##### Provided entries

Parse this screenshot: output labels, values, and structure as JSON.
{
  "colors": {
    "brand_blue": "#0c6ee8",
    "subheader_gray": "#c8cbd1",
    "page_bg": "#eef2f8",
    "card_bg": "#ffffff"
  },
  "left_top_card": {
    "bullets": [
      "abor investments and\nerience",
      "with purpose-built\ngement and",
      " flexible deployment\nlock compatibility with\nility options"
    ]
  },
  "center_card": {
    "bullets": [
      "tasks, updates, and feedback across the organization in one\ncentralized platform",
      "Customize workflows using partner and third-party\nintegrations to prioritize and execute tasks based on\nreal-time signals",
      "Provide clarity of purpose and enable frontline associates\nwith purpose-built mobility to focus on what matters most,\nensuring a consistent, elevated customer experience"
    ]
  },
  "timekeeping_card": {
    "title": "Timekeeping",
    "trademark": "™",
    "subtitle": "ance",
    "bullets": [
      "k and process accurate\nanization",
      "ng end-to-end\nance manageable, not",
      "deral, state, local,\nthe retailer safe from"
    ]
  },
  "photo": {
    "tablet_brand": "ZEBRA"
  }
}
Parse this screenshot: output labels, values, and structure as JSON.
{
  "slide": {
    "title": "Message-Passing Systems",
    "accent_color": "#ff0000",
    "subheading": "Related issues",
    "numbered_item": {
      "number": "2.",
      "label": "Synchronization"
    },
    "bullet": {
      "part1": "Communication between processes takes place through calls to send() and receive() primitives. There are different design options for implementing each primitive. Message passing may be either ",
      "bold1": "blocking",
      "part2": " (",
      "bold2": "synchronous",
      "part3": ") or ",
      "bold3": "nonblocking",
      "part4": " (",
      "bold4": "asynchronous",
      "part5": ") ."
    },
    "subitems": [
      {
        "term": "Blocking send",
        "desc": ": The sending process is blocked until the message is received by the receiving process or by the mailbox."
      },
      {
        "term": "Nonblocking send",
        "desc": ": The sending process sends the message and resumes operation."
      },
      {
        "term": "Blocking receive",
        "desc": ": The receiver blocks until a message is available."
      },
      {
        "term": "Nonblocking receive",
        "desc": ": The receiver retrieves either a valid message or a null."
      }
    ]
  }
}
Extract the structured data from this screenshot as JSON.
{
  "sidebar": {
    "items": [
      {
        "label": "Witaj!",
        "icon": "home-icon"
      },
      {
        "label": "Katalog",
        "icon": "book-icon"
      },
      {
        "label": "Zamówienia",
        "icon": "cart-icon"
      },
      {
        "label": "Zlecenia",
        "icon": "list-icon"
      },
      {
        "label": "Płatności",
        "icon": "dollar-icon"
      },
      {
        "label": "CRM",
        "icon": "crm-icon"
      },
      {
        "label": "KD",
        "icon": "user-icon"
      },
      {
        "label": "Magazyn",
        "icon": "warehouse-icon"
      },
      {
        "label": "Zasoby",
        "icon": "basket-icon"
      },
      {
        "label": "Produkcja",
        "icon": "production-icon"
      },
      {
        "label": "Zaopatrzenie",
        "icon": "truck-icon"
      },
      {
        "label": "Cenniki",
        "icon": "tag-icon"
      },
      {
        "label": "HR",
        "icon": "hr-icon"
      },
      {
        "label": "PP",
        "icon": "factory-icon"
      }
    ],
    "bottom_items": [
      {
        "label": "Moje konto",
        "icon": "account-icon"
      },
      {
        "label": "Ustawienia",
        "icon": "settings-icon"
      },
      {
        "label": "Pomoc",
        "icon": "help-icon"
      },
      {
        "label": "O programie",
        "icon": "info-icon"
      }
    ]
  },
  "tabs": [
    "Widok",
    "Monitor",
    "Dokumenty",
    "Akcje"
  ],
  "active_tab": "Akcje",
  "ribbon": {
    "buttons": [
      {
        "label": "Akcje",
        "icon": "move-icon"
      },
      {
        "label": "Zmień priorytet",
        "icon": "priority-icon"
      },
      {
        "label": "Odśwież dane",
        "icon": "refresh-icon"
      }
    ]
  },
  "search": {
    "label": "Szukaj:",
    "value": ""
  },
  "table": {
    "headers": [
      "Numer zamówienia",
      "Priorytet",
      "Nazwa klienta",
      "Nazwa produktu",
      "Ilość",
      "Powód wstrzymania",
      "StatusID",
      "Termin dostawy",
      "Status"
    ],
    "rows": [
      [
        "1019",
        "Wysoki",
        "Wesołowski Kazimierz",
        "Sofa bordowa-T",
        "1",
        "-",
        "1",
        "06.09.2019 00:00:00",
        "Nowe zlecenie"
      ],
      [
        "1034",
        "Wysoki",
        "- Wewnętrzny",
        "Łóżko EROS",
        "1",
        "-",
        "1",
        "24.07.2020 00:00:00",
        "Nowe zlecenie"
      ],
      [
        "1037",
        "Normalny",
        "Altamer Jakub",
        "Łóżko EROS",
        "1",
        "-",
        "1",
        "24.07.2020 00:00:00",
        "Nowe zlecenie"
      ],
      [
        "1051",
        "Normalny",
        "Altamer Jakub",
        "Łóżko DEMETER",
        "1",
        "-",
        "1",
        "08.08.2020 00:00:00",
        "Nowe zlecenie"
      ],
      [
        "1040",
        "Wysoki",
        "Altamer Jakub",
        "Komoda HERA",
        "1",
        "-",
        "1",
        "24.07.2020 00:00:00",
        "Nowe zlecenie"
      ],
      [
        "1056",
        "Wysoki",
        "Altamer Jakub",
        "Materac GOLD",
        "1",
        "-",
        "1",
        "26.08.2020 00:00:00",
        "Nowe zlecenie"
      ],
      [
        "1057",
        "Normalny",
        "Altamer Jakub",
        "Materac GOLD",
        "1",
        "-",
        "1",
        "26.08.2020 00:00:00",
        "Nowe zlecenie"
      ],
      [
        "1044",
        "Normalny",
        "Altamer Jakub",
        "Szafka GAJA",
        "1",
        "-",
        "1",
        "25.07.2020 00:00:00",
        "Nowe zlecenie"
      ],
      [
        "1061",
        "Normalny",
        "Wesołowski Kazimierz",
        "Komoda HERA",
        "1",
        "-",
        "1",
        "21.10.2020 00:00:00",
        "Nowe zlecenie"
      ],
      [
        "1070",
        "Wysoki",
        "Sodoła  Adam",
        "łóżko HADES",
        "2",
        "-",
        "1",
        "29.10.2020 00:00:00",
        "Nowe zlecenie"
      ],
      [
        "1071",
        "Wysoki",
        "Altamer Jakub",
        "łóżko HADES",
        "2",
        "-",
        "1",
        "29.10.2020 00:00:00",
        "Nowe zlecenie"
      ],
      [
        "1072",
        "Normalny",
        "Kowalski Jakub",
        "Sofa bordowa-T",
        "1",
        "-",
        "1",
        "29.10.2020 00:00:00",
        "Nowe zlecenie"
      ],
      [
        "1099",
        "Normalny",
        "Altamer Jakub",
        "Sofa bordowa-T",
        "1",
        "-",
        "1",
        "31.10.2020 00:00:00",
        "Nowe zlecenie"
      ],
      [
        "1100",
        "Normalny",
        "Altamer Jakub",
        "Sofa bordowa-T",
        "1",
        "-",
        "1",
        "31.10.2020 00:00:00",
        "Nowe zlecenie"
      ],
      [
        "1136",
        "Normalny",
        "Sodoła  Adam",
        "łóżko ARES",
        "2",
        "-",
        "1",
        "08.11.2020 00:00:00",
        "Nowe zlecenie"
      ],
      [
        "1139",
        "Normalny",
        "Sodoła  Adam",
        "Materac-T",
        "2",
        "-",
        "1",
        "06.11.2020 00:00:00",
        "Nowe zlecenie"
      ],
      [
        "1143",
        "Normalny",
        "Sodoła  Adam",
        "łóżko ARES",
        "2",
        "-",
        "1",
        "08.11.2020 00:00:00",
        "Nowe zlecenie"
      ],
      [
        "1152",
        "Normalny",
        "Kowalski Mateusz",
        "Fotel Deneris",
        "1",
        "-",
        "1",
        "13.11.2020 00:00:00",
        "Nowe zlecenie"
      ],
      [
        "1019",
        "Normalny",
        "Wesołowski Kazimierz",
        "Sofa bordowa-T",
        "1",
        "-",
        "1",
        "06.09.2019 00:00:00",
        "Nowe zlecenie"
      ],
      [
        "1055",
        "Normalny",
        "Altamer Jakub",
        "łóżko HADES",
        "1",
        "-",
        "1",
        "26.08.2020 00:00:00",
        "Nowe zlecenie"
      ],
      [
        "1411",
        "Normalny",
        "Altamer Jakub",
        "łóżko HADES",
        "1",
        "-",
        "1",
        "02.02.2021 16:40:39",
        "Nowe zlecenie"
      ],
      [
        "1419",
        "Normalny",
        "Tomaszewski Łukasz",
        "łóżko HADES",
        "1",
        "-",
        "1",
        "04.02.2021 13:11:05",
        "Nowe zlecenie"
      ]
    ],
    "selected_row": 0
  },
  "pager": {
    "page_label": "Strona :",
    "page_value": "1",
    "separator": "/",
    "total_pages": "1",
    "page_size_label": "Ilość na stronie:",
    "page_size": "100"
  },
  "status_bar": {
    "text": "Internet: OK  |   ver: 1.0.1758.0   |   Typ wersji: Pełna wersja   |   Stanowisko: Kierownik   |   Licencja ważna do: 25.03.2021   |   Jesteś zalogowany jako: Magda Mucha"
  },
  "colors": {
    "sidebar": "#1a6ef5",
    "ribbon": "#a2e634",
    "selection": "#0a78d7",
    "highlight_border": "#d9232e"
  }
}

##########

Identify and extract each line of the listing that contains "built".

      "with purpose-built\ngement and",
      "Provide clarity of purpose and enable frontline associates\nwith purpose-built mobility to focus on what matters most,\nensuring a consistent, elevated customer experience"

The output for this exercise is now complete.